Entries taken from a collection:

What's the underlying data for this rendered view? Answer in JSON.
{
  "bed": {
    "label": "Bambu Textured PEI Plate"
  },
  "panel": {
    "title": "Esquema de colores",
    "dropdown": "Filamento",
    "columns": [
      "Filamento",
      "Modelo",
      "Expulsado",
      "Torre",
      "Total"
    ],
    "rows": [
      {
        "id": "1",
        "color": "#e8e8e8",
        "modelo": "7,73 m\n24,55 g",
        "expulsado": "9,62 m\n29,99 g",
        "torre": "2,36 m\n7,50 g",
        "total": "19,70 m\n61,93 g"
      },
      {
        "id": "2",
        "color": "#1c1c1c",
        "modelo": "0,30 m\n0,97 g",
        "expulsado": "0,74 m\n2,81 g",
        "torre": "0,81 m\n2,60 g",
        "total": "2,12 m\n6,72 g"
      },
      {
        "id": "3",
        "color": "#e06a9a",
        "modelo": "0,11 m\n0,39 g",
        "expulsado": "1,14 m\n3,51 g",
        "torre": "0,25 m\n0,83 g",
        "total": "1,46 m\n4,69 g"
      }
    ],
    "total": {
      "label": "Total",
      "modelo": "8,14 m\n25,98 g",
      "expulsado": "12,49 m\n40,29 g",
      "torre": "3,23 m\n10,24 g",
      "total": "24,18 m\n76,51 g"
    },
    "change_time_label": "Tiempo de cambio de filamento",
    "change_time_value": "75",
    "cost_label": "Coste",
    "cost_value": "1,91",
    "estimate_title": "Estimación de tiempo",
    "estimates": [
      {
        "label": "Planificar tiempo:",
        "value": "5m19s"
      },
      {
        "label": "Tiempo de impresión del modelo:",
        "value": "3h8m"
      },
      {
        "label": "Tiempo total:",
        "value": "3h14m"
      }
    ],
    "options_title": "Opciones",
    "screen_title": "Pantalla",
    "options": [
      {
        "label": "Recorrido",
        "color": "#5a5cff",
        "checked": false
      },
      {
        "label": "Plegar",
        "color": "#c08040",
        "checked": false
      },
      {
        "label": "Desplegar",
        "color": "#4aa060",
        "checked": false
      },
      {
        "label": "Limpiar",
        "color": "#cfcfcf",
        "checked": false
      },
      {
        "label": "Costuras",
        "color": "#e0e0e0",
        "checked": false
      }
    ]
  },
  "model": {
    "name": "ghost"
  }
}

• **Your objective**:
The records above are to be copied in full, exactly as written.

• **Complete response**:
What's the underlying data for this rendered view? Answer in JSON.
{
  "bed": {
    "label": "Bambu Textured PEI Plate"
  },
  "panel": {
    "title": "Esquema de colores",
    "dropdown": "Filamento",
    "columns": [
      "Filamento",
      "Modelo",
      "Expulsado",
      "Torre",
      "Total"
    ],
    "rows": [
      {
        "id": "1",
        "color": "#e8e8e8",
        "modelo": "7,73 m\n24,55 g",
        "expulsado": "9,62 m\n29,99 g",
        "torre": "2,36 m\n7,50 g",
        "total": "19,70 m\n61,93 g"
      },
      {
        "id": "2",
        "color": "#1c1c1c",
        "modelo": "0,30 m\n0,97 g",
        "expulsado": "0,74 m\n2,81 g",
        "torre": "0,81 m\n2,60 g",
        "total": "2,12 m\n6,72 g"
      },
      {
        "id": "3",
        "color": "#e06a9a",
        "modelo": "0,11 m\n0,39 g",
        "expulsado": "1,14 m\n3,51 g",
        "torre": "0,25 m\n0,83 g",
        "total": "1,46 m\n4,69 g"
      }
    ],
    "total": {
      "label": "Total",
      "modelo": "8,14 m\n25,98 g",
      "expulsado": "12,49 m\n40,29 g",
      "torre": "3,23 m\n10,24 g",
      "total": "24,18 m\n76,51 g"
    },
    "change_time_label": "Tiempo de cambio de filamento",
    "change_time_value": "75",
    "cost_label": "Coste",
    "cost_value": "1,91",
    "estimate_title": "Estimación de tiempo",
    "estimates": [
      {
        "label": "Planificar tiempo:",
        "value": "5m19s"
      },
      {
        "label": "Tiempo de impresión del modelo:",
        "value": "3h8m"
      },
      {
        "label": "Tiempo total:",
        "value": "3h14m"
      }
    ],
    "options_title": "Opciones",
    "screen_title": "Pantalla",
    "options": [
      {
        "label": "Recorrido",
        "color": "#5a5cff",
        "checked": false
      },
      {
        "label": "Plegar",
        "color": "#c08040",
        "checked": false
      },
      {
        "label": "Desplegar",
        "color": "#4aa060",
        "checked": false
      },
      {
        "label": "Limpiar",
        "color": "#cfcfcf",
        "checked": false
      },
      {
        "label": "Costuras",
        "color": "#e0e0e0",
        "checked": false
      }
    ]
  },
  "model": {
    "name": "ghost"
  }
}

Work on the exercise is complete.